** Opening The data block **
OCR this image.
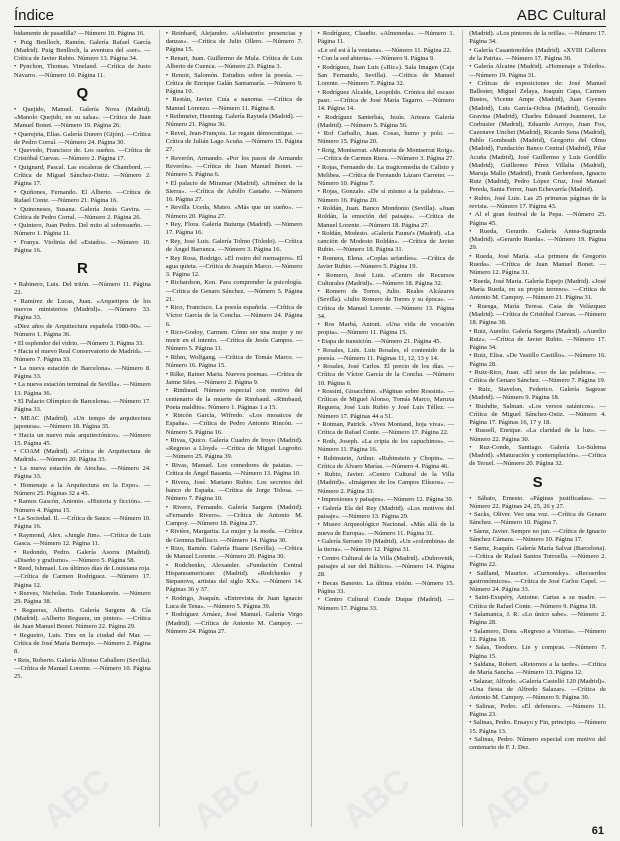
Índice	ABC Cultural
bidamente de pasadilla? —Número 10. Página 16.
• Puig Benlloch, Ramón. Galería Rafael García (Madrid). Puig Benlloch, la aventura del «ser». —Crítica de Javier Rubio. Número 13. Página 34.
• Pynchon, Thomas. Vineland. —Crítica de Justo Navarro. —Número 10. Página 11.
Q
• Quejido, Manuel. Galería Nova (Madrid). «Manolo Quejido, en su salsa». —Crítica de Juan Manuel Bonet. —Número 19. Página 26.
• Querejeta, Elías. Galería Durero (Gijón). —Crítica de Pedro Corral. —Número 24. Página 30.
• Quevedo, Francisco de. Los sueños. —Crítica de Cristóbal Cuevas. —Número 2. Página 17.
• Quignard, Pascal. Las escaleras de Chambord. —Crítica de Miguel Sánchez-Ostiz. —Número 2. Página 17.
• Quiñones, Fernando. El Alberto. —Crítica de Rafael Conte. —Número 21. Página 16.
• Quinoneses, Susana. Galería Jesús Gavira. —Crítica de Pedro Corral. —Número 2. Página 26.
• Quintero, Juan Pedro. Del mito al sobresueño. —Número 1. Página 11.
• Franya. Violinia del «Estado». —Número 10. Página 16.
R
• Rabinero, Luis. Del tritón. —Número 11. Página 22.
• Ramírez de Lucas, Juan. «Arquetipos de los nuevos ministerios (Madrid)». —Número 33. Página 33.
«Diez años de Arquitectura española 1980-90». —Número 1. Página 36.
• El esplendor del vidrio. —Número 3. Página 33.
• Hacia el nuevo Real Conservatorio de Madrid». —Número 7. Página 33.
• La nueva estación de Barcelona». —Número 8. Página 33.
• La nueva estación terminal de Sevilla». —Número 13. Página 36.
• El Palacio Olímpico de Barcelona». —Número 17. Página 33.
• MEAC (Madrid). «Un tempo de arquitectura japonesa». —Número 18. Página 35.
• Hacia un nuevo más arquitectónico». —Número 15. Página 45.
• COAM (Madrid). «Crítica de Arquitectura de Madrid». —Número 20. Página 33.
• La nueva estación de Atocha». —Número 24. Página 33.
• Homenaje a la Arquitectura en la Expo». —Número 25. Páginas 32 a 45.
• Ramos Gascón, Antonio. «Historia y ficción». —Número 4. Página 15.
• La Sociedad. Il. —Crítica de Sauce. —Número 10. Página 16.
• Raymond, Alex. «Jungle Jim». —Crítica de Luis Gasca. —Número 12. Página 11.
• Redondo, Pedro. Galería Asorra (Madrid). «Diseño y grafismo». —Número 5. Página 58.
• Reed, Ishmael. Los últimos días de Louisiana roja. —Crítica de Carmen Rodríguez. —Número 17. Página 12.
• Reeves, Nicholas. Todo Tutankamón. —Número 29. Página 38.
• Regueras, Alberto. Galería Sargens & Cía (Madrid). «Alberto Reguera, un pintor». —Crítica de Juan Manuel Bonet. Número 22. Página 29.
• Regueiro, Luis. Tres en la ciudad del Mar. —Crítica de José María Bermejo. —Número 2. Página 8.
• Reis, Roberto. Galería Alfonso Caballero (Sevilla). —Crítica de Manuel Lorente. —Número 10. Página 25.
• Reinhard, Alejandro. «Alebatorio: presencias y danzas». —Crítica de Julio Ollero. —Número 7. Página 15.
• Renart, Juan. Guillermo de Mula. Crítica de Luis Alberto de Cuenca. —Número 23. Página 3.
• Renoir, Salomón. Estudios sobre la poesía. —Crítica de Enrique Galán Santamaría. —Número 9. Página 10.
• Restán, Javier. Cuía a nanoma. —Crítica de Manuel Lorenzo. —Número 11. Página 8.
• Rethmeier, Henning. Galería Rayuela (Madrid). —Número 21. Página 36.
• Revel, Jean-François. Le regain démocratique. —Crítica de Julián Lago Acuña. —Número 15. Página 27.
• Reverón, Armando. «Por los pasos de Armando Reverón». —Crítica de Juan Manuel Bonet. —Número 5. Página 6.
• El palacio de Miramar (Madrid). «Jiménez de la Sierra». —Crítica de Adolfo Castaño. —Número 16. Página 27.
• Revilla Uceda, Mateo. «Más que un sueño». —Número 20. Página 27.
• Rey, Flora. Galería Buturqa (Madrid). —Número 17. Página 16.
• Rey, José Luis. Galería Tolmo (Toledo). —Crítica de Ángel Barranca. —Número 3. Página 16.
• Rey Rosa, Rodrigo. «El rostro del mensajero». El agua quieta. —Crítica de Joaquín Marco. —Número 3. Página 12.
• Richardson, Ken. Para comprender la psicología. —Crítica de Genaro Sánchez. —Número 5. Página 21.
• Rico, Francisco. La poesía española. —Crítica de Víctor García de la Concha. —Número 24. Página 6.
• Rico-Godoy, Carmen. Cómo ser una mujer y no morir en el intento. —Crítica de Jesús Campos. —Número 5. Página 11.
• Rihm, Wolfgang. —Crítica de Tomás Marco. —Número 16. Página 15.
• Rilke, Rainer Maria. Nuevos poemas. —Crítica de Jaime Siles. —Número 2. Página 9.
• Rimbaud. Número especial con motivo del centenario de la muerte de Rimbaud. «Rimbaud, Poeta maldito». Número 1. Páginas 1 a 15.
• Rincón García, Wifredo. «Los mosaicos de España». —Crítica de Pedro Antonio Rincón. —Número 5. Página 16.
• Rivas, Quico. Galería Cuadro de Iroyo (Madrid). «Regreso a Lloyd» —Crítica de Miguel Logroño. —Número 25. Página 39.
• Rivas, Manuel. Los comedores de patatas. —Crítica de Ángel Basanta. —Número 13. Página 10.
• Rivera, José. Mariano Rubio. Los secretos del banco de España. —Crítica de Jorge Tolosa. —Número 7. Página 10.
• Rivero, Fernando. Galería Sargens (Madrid). «Fernando Rivero». —Crítica de Antonio M. Campoy. —Número 18. Página 27.
• Rivière, Margarita. La mujer y la moda. —Crítica de Gemma Bellisco. —Número 14. Página 30.
• Rizo, Ramón. Galería Haane (Sevilla). —Crítica de Manuel Lorente. —Número 20. Página 30.
• Rodchenko, Alexander. «Fundación Central Hispanoamericano (Madrid). «Rodchenko y Stepanova, artistas del siglo XX». —Número 14. Páginas 36 y 37.
• Rodrigo, Joaquín. «Entrevista de Juan Ignacio Luca de Tena». —Número 5. Página 39.
• Rodríguez Arnáez, José Manuel. Galería Virgo (Madrid). —Crítica de Antonio M. Campoy. —Número 24. Página 27.
• Rodríguez, Claudio. «Almoneda». —Número 1. Página 11.
«Le sol est à la ventana». —Número 11. Página 22.
• Con la sed abierta». —Número 9. Página 9.
• Rodríguez, Juan Luis («Ric»). Sala Imagen (Caja San Fernando, Sevilla). —Crítica de Manuel Lorente. —Número 7. Página 32.
• Rodríguez Alcalde, Leopoldo. Crónica del escaso paso. —Crítica de José María Tagarro. —Número 14. Página 14.
• Rodríguez Santerbás, Jesús. Arteara Galería (Madrid). —Número 5. Página 56.
• Rof Carballo, Juan. Cosas, humo y polo. —Número 15. Página 20.
• Roig, Montserrat. «Memoria de Montserrat Roig». —Crítica de Carmen Riera. —Número 3. Página 27.
• Rojas, Fernando de. La tragicomedia de Calisto y Melibea. —Crítica de Fernando Lázaro Carreter. —Número 10. Página 7.
• Rojas, Gonzalo. «De sí mismo a la palabra». —Número 16. Página 20.
• Roldán, Juan. Banco Mondonio (Sevilla). «Juan Roldán, la emoción del paisaje». —Crítica de Manuel Lorente. —Número 18. Página 27.
• Roldán, Modesto. «Galería Fauna's (Madrid). «La canción de Modesto Roldán». —Crítica de Javier Rubio. —Número 18. Página 31.
• Romera, Elena. «Coplas sefardíes». —Crítica de Javier Rubio. —Número 5. Página 19.
• Romero, José Luis. «Centro de Recursos Culturales (Madrid)». —Número 18. Página 32.
• Romero de Torres, Julio. Reales Alcázares (Sevilla). «Julio Romero de Torres y su época». —Crítica de Manuel Lorente. —Número 13. Página 34.
• Ros Marbá, Antoni. «Una vida de vocación propia». —Número 11. Página 15.
• Etapa de transición. —Número 21. Página 45.
• Rosales, Luis. Luis Rosales, el contenido de la poesía. —Número 11. Páginas 11, 12, 13 y 14.
• Rosales, José Carlos. El precio de los días. —Crítica de Víctor García de la Concha. —Número 10. Página 6.
• Rossini, Gioacchino. «Páginas sobre Rossini». —Críticas de Miguel Alonso, Tomás Marco, Maruxa Reguera, José Luis Rubio y José Luis Téllez. —Número 17. Páginas 44 a 51.
• Rotman, Patrick. «Yves Montand, hoja viva». —Crítica de Rafael Conte. —Número 17. Página 22.
• Roth, Joseph. «La cripta de los capuchinos». —Número 11. Página 16.
• Rubinstein, Arthur. «Rubinstein y Chopin». —Crítica de Álvaro Marías. —Número 4. Página 46.
• Rubio, Javier. «Centro Cultural de la Villa (Madrid)». «Imágenes de los Campos Elíseos». —Número 2. Página 31.
• Impresiones y paisajes». —Número 12. Página 30.
• Galería Ela del Rey (Madrid). «Los motivos del paisaje». —Número 13. Página 29.
• Museo Arqueológico Nacional. «Más allá de la nueva de Europa». —Número 11. Página 31.
• Galería Serrano 19 (Madrid). «Un «colombina» de la tierra». —Número 12. Página 31.
• Centro Cultural de la Villa (Madrid). «Dubrovnik, paisajes al sur del Báltico». —Número 14. Página 28.
• Becas Banesto. La última visión. —Número 15. Página 33.
• Centro Cultural Conde Duque (Madrid). —Número 17. Página 33.
(Madrid). «Los pintores de la orilla». —Número 17. Página 34.
• Galería Casantonobles (Madrid). «XVIII Calleres de la Patria». —Número 17. Página 30.
• Galería Alcaine (Madrid). «Homenaje a Toledo». —Número 19. Página 31.
• Críticas de exposiciones de: José Manuel Ballester, Miguel Zelaya, Joaquín Capa, Carmen Bustos, Vicente Ampe (Madrid), Juan Gyenes (Madrid), Luis García-Ochoa (Madrid), Gonzalo Gravina (Madrid), Charles Edouard Jeanneret, Le Corbusier (Madrid), Eduardo Arroyo, Juan Fox, Cazenave Unchet (Madrid), Ricardo Sena (Madrid), Pablo Gombeath (Madrid), Gregorio del Olmo (Madrid), Fundación Banco Central (Madrid), Pilar Acuña (Madrid), José Guillermo y Luis Gordillo (Madrid), Guillermo Pérez Villalta (Madrid), Maruja Mallo (Madrid), Frank Gerhenfsen, Ignacio Ruiz (Madrid), Pedro López Cruz, José Manuel Pereda, Santa Ferrer, Juan Echevarría (Madrid).
• Rubio, José Luis. Las 25 primeras páginas de la revista. —Número 17. Página 43.
• Al el gran festival de la Pepa. —Número 25. Página 45.
• Rueda, Gerardo. Galería Antea-Sugrueda (Madrid). «Gerardo Rueda». —Número 19. Página 29.
• Rueda, José María. «La primera de Gregorio Rueda». —Crítica de Juan Manuel Bonet. —Número 12. Página 31.
• Rueda, José María. Galería Espejo (Madrid). «José María Rueda, en su propio terreno». —Crítica de Antonio M. Campoy. —Número 21. Página 31.
• Ruesga, María Teresa. Casa de Velázquez (Madrid). —Crítica de Cristóbal Cuevas. —Número 18. Página 38.
• Ruiz, Aurelio. Galería Sargens (Madrid). «Aurelio Ruiz». —Crítica de Javier Rubio. —Número 17. Página 34.
• Ruiz, Elisa. «De Vastillo Castillo». —Número 16. Página 28.
• Ruiz-Rico, Juan. «El sexo de las palabras». —Crítica de Genaro Sánchez. —Número 7. Página 19.
• Ruiz, Stavelon, Federico. Galería Sagesse (Madrid). —Número 9. Página 18.
• Rushdie, Salman. «Los versos satánicos». —Crítica de Miguel Sánchez-Ostiz. —Número 4. Página 17. Páginas 16, 17 y 18.
• Russell, Enrique. «La claridad de la luz». —Número 22. Página 30.
• Ruz-Conde, Santiago. Galería Lo-Sulema (Madrid). «Maturación y contemplación». —Crítica de Teruel. —Número 20. Página 32.
S
• Sábato, Ernesto. «Páginas justificadas». —Número 22. Páginas 24, 25, 26 y 27.
• Sacks, Oliver. Veo una voz. —Crítica de Genaro Sánchez. —Número 10. Página 7.
• Sáenz, Javier. Sempre no jun. —Crítica de Ignacio Sánchez Cámara. —Número 10. Página 17.
• Saenz, Joaquín. Galería María Salvat (Barcelona). —Crítica de Rafael Santos Torroella. —Número 2. Página 22.
• Sailland, Maurice. «Curnonsky». «Recuerdos gastronómicos». —Crítica de José Carlos Capel. —Número 24. Página 33.
• Saint-Exupéry, Antoine. Cartas a su madre. —Crítica de Rafael Conte. —Número 9. Página 18.
• Salamanca, J. R. «Lo único sabe». —Número 2. Página 28.
• Salamero, Dora. «Regreso a Vitoria». —Número 12. Página 18.
• Salas, Teodoro. Lie y compras. —Número 7. Página 15.
• Saldana, Robert. «Retornos a la tarde». —Crítica de María Sancha. —Número 13. Página 12.
• Salazar, Alfredo. «Galería Castelló 120 (Madrid)». «Una fiesta de Alfredo Salazar». —Crítica de Antonio M. Campoy. —Número 9. Página 30.
• Salinas, Pedro. «El defensor». —Número 11. Página 23.
• Salinas, Pedro. Ensayo y Fin, principio. —Número 15. Página 13.
• Salinas, Pedro. Número especial con motivo del centenario de F. J. Dez.
ABC ABC ABC ABC	61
** Closing The data block **
**Problem to work on:**
A single number is required: the count of lines in the data that contain the string "Concha".

**Response to the exercise:**
2